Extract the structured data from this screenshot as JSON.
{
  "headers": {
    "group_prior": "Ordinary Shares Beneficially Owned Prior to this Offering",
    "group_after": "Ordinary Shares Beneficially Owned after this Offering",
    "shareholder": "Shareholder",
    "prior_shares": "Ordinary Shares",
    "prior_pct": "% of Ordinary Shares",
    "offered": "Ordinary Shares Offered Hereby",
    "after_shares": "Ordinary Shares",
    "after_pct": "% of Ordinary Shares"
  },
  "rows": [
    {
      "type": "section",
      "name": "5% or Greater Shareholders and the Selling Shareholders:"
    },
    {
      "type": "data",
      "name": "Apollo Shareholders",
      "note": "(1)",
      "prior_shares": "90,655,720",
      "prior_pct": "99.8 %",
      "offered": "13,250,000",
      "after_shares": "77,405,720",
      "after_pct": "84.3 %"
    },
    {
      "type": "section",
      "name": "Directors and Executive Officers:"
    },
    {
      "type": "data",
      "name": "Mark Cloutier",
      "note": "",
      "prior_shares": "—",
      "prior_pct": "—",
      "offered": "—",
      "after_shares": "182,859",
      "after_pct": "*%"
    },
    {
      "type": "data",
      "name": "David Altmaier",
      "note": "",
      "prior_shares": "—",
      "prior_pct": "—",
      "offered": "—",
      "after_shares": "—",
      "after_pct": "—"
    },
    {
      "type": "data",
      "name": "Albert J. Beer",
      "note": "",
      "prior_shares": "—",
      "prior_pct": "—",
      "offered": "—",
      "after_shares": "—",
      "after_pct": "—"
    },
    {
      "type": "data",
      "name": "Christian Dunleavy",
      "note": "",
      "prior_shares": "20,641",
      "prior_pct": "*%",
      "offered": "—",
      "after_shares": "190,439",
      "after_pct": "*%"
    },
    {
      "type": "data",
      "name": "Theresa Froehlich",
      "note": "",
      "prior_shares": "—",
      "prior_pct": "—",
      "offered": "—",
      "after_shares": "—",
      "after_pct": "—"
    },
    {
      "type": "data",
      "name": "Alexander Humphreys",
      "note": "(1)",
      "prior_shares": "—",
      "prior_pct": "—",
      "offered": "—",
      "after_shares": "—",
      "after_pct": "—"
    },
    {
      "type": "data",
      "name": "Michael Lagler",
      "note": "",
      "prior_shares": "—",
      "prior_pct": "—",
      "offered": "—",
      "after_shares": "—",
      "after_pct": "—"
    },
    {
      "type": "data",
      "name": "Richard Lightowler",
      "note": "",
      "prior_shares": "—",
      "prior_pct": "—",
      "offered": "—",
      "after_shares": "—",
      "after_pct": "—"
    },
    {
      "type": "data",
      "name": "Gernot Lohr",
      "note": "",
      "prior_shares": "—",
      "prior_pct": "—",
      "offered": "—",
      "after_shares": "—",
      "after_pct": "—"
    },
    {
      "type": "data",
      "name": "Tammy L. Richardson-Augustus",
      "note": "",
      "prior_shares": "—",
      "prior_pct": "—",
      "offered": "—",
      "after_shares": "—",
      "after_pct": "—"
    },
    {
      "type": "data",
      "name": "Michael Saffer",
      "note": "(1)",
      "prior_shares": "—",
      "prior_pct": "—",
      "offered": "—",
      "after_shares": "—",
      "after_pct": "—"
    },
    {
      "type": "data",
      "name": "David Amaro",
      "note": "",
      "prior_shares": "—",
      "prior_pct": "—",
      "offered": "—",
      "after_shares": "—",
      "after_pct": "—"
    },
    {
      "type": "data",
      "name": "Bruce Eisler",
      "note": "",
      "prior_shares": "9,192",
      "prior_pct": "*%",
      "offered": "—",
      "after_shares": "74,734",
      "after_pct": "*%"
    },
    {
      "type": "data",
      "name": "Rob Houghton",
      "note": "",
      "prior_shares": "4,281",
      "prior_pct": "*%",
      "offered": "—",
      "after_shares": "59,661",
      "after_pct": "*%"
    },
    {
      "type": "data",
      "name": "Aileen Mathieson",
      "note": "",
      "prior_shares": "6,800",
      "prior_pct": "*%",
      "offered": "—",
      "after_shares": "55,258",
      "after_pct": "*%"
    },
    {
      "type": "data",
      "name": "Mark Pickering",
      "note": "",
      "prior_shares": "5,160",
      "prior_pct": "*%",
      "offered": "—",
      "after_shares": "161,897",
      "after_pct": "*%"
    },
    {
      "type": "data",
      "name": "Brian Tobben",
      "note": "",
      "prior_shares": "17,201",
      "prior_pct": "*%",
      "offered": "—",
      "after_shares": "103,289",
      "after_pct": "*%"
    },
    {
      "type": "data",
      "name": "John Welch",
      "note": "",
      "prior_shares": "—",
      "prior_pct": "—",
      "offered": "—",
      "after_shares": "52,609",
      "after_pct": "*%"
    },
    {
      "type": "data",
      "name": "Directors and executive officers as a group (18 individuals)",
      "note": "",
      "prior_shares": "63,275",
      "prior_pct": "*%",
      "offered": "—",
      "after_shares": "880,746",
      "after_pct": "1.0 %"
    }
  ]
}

********

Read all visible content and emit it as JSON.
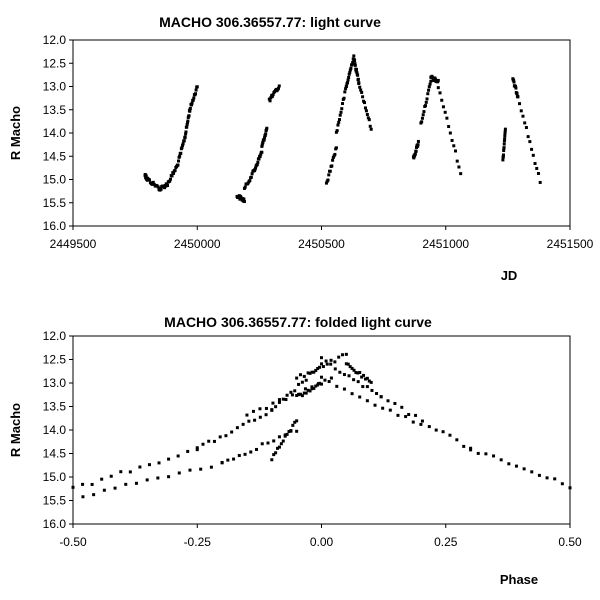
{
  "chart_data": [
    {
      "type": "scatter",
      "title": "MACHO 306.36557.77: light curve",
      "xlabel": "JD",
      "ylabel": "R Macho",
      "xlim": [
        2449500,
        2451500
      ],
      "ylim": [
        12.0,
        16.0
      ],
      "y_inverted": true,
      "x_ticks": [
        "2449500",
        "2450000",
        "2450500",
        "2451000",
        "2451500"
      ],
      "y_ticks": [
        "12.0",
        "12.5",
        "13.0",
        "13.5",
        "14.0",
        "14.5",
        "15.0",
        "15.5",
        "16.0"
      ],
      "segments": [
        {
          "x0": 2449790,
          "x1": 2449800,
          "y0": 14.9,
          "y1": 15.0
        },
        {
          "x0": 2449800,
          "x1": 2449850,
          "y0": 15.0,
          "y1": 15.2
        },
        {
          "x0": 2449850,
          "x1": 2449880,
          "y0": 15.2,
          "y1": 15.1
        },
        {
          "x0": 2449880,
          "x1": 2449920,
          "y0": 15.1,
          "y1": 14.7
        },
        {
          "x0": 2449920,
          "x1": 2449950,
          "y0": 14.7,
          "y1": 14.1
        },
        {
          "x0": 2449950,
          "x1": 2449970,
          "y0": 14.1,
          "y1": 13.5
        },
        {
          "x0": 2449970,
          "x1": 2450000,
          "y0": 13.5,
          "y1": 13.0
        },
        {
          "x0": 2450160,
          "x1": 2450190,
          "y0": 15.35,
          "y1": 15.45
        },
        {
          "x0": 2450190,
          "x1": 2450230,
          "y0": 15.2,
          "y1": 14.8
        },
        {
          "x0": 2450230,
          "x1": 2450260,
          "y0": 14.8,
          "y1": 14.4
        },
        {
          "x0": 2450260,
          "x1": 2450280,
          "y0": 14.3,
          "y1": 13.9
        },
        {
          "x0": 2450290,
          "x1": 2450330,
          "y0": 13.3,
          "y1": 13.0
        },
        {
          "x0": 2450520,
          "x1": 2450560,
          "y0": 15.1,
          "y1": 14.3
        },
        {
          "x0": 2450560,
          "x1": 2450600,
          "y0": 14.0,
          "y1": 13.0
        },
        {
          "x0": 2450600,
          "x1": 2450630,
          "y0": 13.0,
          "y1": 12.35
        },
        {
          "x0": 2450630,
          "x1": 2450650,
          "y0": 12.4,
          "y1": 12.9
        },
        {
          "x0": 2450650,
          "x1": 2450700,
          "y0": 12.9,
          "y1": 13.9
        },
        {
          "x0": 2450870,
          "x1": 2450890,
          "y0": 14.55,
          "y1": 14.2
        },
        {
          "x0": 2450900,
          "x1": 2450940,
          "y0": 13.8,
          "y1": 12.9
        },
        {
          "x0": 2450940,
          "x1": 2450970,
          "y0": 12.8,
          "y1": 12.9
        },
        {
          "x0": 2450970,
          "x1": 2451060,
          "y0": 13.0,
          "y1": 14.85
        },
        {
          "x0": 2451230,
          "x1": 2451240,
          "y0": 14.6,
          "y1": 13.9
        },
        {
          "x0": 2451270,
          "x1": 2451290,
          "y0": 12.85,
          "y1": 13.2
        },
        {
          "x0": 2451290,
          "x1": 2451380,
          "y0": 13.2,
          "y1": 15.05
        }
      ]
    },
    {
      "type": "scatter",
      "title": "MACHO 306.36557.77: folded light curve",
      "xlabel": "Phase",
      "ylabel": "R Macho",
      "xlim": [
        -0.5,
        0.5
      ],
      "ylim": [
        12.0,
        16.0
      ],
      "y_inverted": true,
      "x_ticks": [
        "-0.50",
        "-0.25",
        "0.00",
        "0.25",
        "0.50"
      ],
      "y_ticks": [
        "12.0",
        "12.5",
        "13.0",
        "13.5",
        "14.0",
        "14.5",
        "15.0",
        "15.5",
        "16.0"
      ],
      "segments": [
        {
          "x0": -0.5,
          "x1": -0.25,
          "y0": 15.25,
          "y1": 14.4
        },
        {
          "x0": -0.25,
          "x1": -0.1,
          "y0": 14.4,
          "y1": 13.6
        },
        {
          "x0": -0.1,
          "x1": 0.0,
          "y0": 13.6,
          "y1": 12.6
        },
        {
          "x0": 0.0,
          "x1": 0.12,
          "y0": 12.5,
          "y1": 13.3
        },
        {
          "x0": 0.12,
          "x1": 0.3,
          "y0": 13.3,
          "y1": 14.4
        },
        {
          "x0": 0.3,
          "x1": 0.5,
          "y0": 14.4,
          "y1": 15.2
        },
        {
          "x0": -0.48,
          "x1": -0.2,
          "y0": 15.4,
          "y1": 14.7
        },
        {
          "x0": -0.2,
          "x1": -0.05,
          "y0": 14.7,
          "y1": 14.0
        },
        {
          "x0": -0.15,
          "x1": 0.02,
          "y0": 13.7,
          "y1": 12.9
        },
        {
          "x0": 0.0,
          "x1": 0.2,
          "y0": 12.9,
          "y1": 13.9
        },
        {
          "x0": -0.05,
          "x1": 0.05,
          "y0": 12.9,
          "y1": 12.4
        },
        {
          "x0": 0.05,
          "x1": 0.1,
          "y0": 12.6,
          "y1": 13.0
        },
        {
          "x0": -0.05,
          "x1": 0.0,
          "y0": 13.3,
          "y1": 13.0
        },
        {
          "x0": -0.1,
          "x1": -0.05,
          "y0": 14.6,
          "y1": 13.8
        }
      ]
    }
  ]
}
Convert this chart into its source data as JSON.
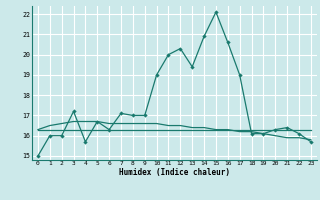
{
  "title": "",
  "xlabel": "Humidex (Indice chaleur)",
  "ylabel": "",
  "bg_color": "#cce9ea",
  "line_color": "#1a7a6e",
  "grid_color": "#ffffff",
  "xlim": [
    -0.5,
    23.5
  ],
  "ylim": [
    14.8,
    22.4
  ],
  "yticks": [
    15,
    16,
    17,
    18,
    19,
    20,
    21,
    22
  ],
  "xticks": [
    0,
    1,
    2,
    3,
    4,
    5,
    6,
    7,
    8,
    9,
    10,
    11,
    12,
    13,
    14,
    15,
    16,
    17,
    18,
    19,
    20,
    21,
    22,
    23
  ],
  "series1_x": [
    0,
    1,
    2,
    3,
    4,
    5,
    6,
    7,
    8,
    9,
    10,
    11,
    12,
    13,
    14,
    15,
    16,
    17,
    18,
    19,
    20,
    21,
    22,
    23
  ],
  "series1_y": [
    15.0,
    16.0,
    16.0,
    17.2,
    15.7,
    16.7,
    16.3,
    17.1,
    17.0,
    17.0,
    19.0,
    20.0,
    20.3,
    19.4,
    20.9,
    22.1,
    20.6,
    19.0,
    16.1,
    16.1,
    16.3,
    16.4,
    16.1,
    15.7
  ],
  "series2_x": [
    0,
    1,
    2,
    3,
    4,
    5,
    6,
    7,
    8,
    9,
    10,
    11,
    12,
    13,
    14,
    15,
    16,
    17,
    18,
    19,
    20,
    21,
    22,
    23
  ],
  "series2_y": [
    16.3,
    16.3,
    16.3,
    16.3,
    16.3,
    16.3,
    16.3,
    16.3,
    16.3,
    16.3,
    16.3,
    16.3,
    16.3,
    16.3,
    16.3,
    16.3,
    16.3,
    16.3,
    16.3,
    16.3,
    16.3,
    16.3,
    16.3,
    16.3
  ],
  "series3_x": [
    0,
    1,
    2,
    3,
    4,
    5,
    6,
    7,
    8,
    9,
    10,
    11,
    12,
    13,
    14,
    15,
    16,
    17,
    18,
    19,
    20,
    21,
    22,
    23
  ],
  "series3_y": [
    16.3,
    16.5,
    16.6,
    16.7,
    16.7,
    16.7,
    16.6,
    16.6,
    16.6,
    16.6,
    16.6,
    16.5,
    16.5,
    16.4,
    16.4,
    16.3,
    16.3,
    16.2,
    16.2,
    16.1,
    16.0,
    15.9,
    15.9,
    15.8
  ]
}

********

◆ **TASK INSTRUCTIONS**: Only the count is needed: the number of lines in the data that include the word "Offering".

◆ **FULL OUTPUT**: 2